Stored data entries:
---+---
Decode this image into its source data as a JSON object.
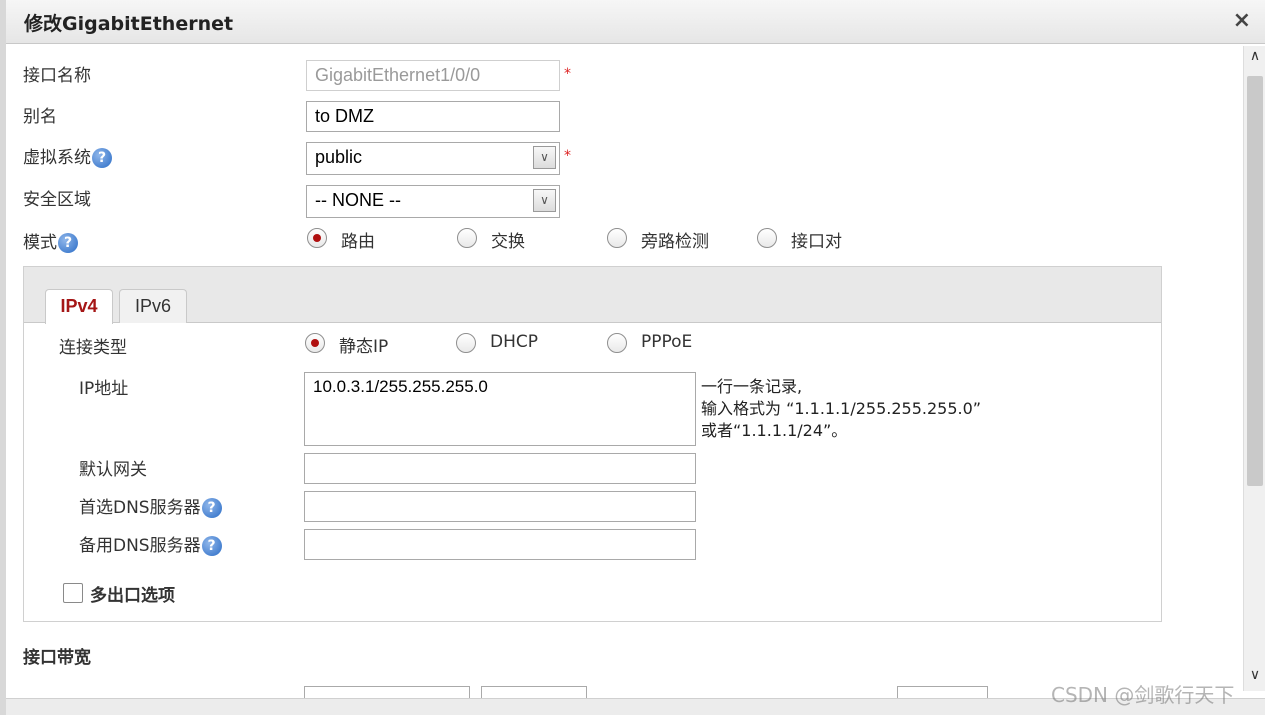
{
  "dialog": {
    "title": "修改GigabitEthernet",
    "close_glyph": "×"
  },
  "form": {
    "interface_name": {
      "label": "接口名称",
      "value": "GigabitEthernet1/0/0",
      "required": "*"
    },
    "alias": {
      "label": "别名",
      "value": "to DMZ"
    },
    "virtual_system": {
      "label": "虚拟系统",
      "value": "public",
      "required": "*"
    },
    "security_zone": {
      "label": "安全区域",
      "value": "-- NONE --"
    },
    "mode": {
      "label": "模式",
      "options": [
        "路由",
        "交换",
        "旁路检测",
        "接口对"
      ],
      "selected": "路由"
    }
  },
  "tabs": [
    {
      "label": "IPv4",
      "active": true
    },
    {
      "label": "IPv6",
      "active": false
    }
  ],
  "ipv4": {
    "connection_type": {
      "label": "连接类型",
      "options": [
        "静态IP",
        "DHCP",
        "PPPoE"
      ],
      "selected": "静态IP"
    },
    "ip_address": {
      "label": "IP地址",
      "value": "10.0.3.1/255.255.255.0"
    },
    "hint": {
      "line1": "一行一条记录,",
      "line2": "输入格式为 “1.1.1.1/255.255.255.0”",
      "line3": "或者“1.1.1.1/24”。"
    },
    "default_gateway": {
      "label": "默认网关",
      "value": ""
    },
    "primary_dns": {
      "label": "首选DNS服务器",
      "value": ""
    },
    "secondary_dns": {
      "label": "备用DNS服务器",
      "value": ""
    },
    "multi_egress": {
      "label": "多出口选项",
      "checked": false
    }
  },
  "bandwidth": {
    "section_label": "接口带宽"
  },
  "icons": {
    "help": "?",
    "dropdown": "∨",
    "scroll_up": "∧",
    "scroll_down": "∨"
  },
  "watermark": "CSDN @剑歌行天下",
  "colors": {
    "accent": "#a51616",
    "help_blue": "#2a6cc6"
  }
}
---+---
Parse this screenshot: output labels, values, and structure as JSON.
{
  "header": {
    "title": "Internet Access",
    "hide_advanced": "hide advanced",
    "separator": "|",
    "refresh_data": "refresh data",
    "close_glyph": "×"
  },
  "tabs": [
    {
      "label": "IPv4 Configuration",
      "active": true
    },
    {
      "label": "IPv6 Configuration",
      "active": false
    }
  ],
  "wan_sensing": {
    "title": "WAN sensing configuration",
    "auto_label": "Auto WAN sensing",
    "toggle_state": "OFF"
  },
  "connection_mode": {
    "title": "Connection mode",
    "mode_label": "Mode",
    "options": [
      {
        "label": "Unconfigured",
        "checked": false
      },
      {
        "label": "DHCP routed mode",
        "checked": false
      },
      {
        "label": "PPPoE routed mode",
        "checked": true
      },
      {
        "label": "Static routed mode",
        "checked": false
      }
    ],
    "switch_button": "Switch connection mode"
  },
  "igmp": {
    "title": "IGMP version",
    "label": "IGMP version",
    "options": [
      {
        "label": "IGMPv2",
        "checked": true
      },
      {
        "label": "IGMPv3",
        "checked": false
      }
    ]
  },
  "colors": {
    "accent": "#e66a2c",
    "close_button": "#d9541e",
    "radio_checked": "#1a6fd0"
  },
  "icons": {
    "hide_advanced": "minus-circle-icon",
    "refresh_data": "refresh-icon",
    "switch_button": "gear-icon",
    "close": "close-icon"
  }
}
---+---
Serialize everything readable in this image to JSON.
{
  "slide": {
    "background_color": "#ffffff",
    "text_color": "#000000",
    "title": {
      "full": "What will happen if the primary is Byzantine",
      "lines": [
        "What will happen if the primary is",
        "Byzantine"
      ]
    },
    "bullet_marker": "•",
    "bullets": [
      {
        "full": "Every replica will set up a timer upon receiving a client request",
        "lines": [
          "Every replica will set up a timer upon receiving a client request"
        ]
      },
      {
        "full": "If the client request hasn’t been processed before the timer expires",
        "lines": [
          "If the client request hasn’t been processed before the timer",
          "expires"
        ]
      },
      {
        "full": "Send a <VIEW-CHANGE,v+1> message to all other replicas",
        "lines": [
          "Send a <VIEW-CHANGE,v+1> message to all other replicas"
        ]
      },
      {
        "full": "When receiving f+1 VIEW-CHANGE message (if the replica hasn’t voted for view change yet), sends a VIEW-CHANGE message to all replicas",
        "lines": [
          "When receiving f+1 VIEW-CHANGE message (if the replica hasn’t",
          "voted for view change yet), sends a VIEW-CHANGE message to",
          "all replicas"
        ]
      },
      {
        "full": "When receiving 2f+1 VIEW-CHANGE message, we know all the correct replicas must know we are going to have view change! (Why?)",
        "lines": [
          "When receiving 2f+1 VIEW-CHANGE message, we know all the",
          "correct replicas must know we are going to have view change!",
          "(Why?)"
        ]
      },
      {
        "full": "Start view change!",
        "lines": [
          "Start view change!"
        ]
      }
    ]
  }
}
---+---
WORK TO BE COMPLETED: Go through the records above and copy every line with the word "replicas".

OUTPUT FOR THIS EXERCISE:
        "full": "Send a <VIEW-CHANGE,v+1> message to all other replicas",
          "Send a <VIEW-CHANGE,v+1> message to all other replicas"
        "full": "When receiving f+1 VIEW-CHANGE message (if the replica hasn’t voted for view change yet), sends a VIEW-CHANGE message to all replicas",
          "all replicas"
        "full": "When receiving 2f+1 VIEW-CHANGE message, we know all the correct replicas must know we are going to have view change! (Why?)",
          "correct replicas must know we are going to have view change!",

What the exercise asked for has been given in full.